** The records **
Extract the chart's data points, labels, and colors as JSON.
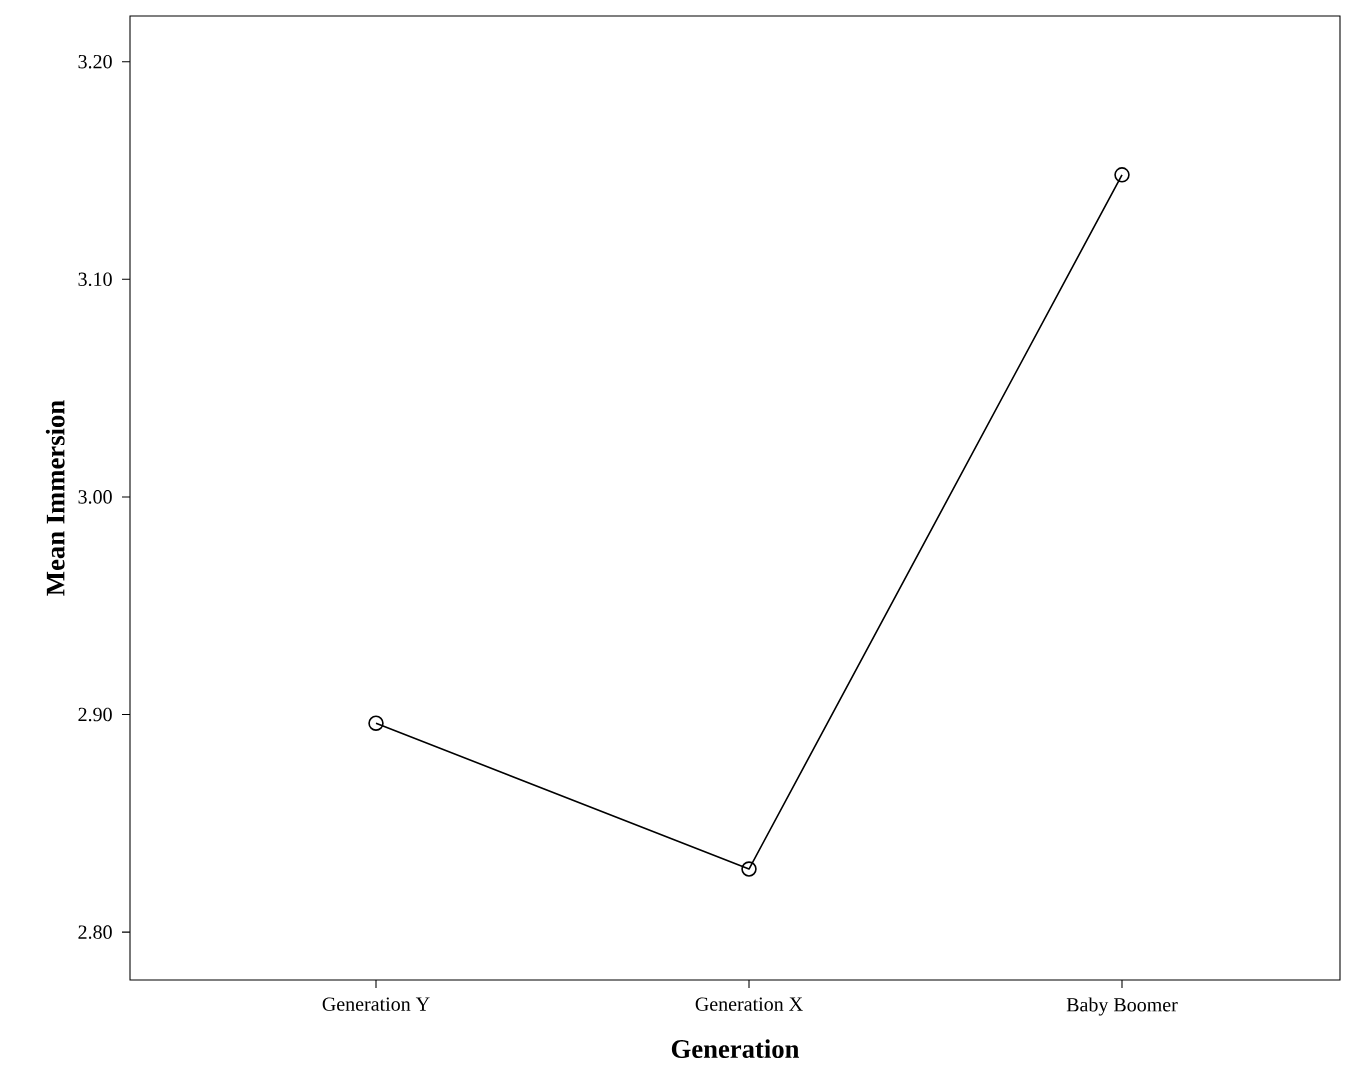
{
  "chart_data": {
    "type": "line",
    "xlabel": "Generation",
    "ylabel": "Mean Immersion",
    "categories": [
      "Generation Y",
      "Generation X",
      "Baby Boomer"
    ],
    "series": [
      {
        "color": "#000000",
        "values": [
          2.896,
          2.829,
          3.148
        ]
      }
    ],
    "ylim": [
      2.778,
      3.221
    ],
    "yticks": [
      {
        "value": 2.8,
        "label": "2.80"
      },
      {
        "value": 2.9,
        "label": "2.90"
      },
      {
        "value": 3.0,
        "label": "3.00"
      },
      {
        "value": 3.1,
        "label": "3.10"
      },
      {
        "value": 3.2,
        "label": "3.20"
      }
    ],
    "marker": "circle",
    "line_style": "solid",
    "grid": false
  }
}
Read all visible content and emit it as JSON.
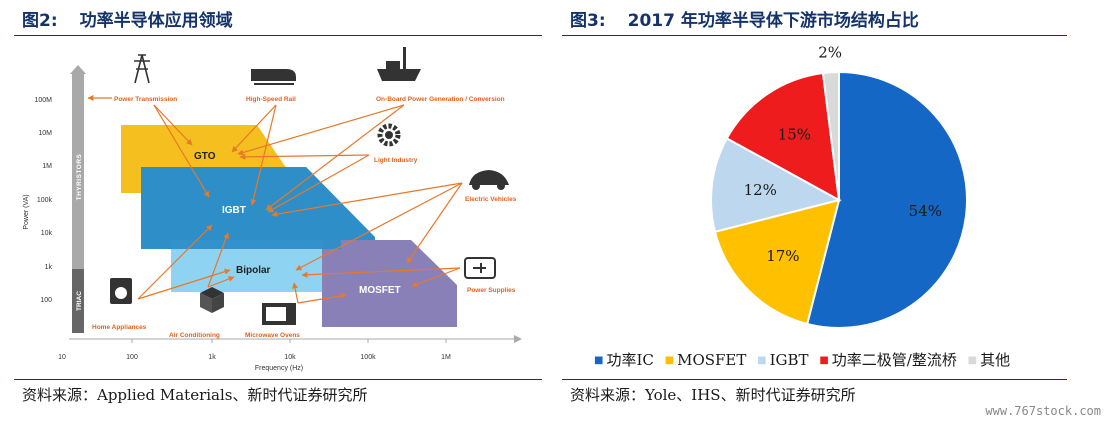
{
  "left": {
    "title_num": "图2:",
    "title_text": "功率半导体应用领域",
    "source": "资料来源：Applied Materials、新时代证券研究所",
    "diagram": {
      "y_axis_label": "Power (VA)",
      "x_axis_label": "Frequency (Hz)",
      "y_ticks": [
        "100M",
        "10M",
        "1M",
        "100k",
        "10k",
        "1k",
        "100"
      ],
      "x_ticks": [
        "10",
        "100",
        "1k",
        "10k",
        "100k",
        "1M"
      ],
      "bar_labels": [
        "THYRISTORS",
        "TRIAC"
      ],
      "regions": {
        "gto": "GTO",
        "igbt": "IGBT",
        "bipolar": "Bipolar",
        "mosfet": "MOSFET"
      },
      "applications": {
        "power_transmission": "Power Transmission",
        "high_speed_rail": "High-Speed Rail",
        "onboard_power": "On-Board Power Generation / Conversion",
        "light_industry": "Light Industry",
        "electric_vehicles": "Electric Vehicles",
        "power_supplies": "Power Supplies",
        "home_appliances": "Home Appliances",
        "air_conditioning": "Air Conditioning",
        "microwave_ovens": "Microwave Ovens"
      },
      "icons": [
        "transmission-tower-icon",
        "train-icon",
        "ship-icon",
        "gear-icon",
        "electric-car-icon",
        "battery-plug-icon",
        "washing-machine-icon",
        "air-conditioner-icon",
        "microwave-icon"
      ]
    }
  },
  "right": {
    "title_num": "图3:",
    "title_text": "2017 年功率半导体下游市场结构占比",
    "source": "资料来源：Yole、IHS、新时代证券研究所",
    "chart_data": {
      "type": "pie",
      "title": "2017 年功率半导体下游市场结构占比",
      "labels": [
        "功率IC",
        "MOSFET",
        "IGBT",
        "功率二极管/整流桥",
        "其他"
      ],
      "values": [
        54,
        17,
        12,
        15,
        2
      ],
      "value_labels": [
        "54%",
        "17%",
        "12%",
        "15%",
        "2%"
      ],
      "colors": [
        "#1467c4",
        "#ffc000",
        "#bdd7ee",
        "#ee1c1c",
        "#d9d9d9"
      ],
      "legend_position": "bottom"
    }
  },
  "watermark": "www.767stock.com"
}
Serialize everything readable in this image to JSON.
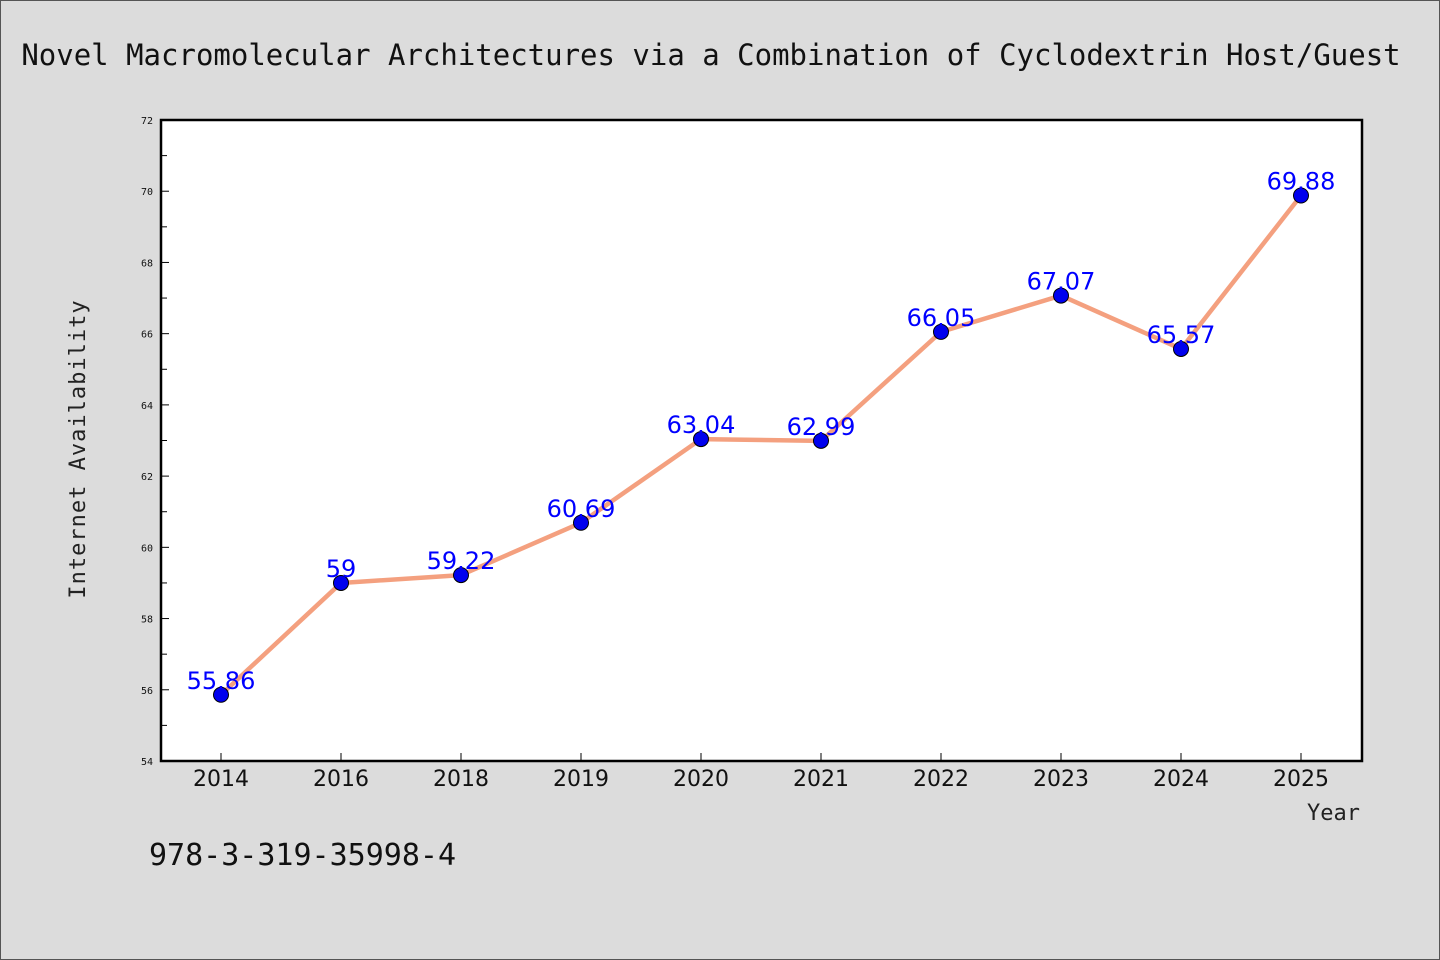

** The request **
Write out the records above exactly as they appear, leaving out any pictures.

** In response **
Extract the chart's data points, labels, and colors as JSON.
{
  "chart_data": {
    "type": "line",
    "xlabel": "Generation",
    "ylabel": "Mean Immersion",
    "categories": [
      "Generation Y",
      "Generation X",
      "Baby Boomer"
    ],
    "series": [
      {
        "color": "#000000",
        "values": [
          2.896,
          2.829,
          3.148
        ]
      }
    ],
    "ylim": [
      2.778,
      3.221
    ],
    "yticks": [
      {
        "value": 2.8,
        "label": "2.80"
      },
      {
        "value": 2.9,
        "label": "2.90"
      },
      {
        "value": 3.0,
        "label": "3.00"
      },
      {
        "value": 3.1,
        "label": "3.10"
      },
      {
        "value": 3.2,
        "label": "3.20"
      }
    ],
    "marker": "circle",
    "line_style": "solid",
    "grid": false
  }
}
Read all visible content and emit it as JSON.
{
  "left": {
    "title_num": "图2:",
    "title_text": "功率半导体应用领域",
    "source": "资料来源：Applied Materials、新时代证券研究所",
    "diagram": {
      "y_axis_label": "Power (VA)",
      "x_axis_label": "Frequency (Hz)",
      "y_ticks": [
        "100M",
        "10M",
        "1M",
        "100k",
        "10k",
        "1k",
        "100"
      ],
      "x_ticks": [
        "10",
        "100",
        "1k",
        "10k",
        "100k",
        "1M"
      ],
      "bar_labels": [
        "THYRISTORS",
        "TRIAC"
      ],
      "regions": {
        "gto": "GTO",
        "igbt": "IGBT",
        "bipolar": "Bipolar",
        "mosfet": "MOSFET"
      },
      "applications": {
        "power_transmission": "Power Transmission",
        "high_speed_rail": "High-Speed Rail",
        "onboard_power": "On-Board Power Generation / Conversion",
        "light_industry": "Light Industry",
        "electric_vehicles": "Electric Vehicles",
        "power_supplies": "Power Supplies",
        "home_appliances": "Home Appliances",
        "air_conditioning": "Air Conditioning",
        "microwave_ovens": "Microwave Ovens"
      },
      "icons": [
        "transmission-tower-icon",
        "train-icon",
        "ship-icon",
        "gear-icon",
        "electric-car-icon",
        "battery-plug-icon",
        "washing-machine-icon",
        "air-conditioner-icon",
        "microwave-icon"
      ]
    }
  },
  "right": {
    "title_num": "图3:",
    "title_text": "2017 年功率半导体下游市场结构占比",
    "source": "资料来源：Yole、IHS、新时代证券研究所",
    "chart_data": {
      "type": "pie",
      "title": "2017 年功率半导体下游市场结构占比",
      "labels": [
        "功率IC",
        "MOSFET",
        "IGBT",
        "功率二极管/整流桥",
        "其他"
      ],
      "values": [
        54,
        17,
        12,
        15,
        2
      ],
      "value_labels": [
        "54%",
        "17%",
        "12%",
        "15%",
        "2%"
      ],
      "colors": [
        "#1467c4",
        "#ffc000",
        "#bdd7ee",
        "#ee1c1c",
        "#d9d9d9"
      ],
      "legend_position": "bottom"
    }
  },
  "watermark": "www.767stock.com"
}
Serialize everything readable in this image to JSON.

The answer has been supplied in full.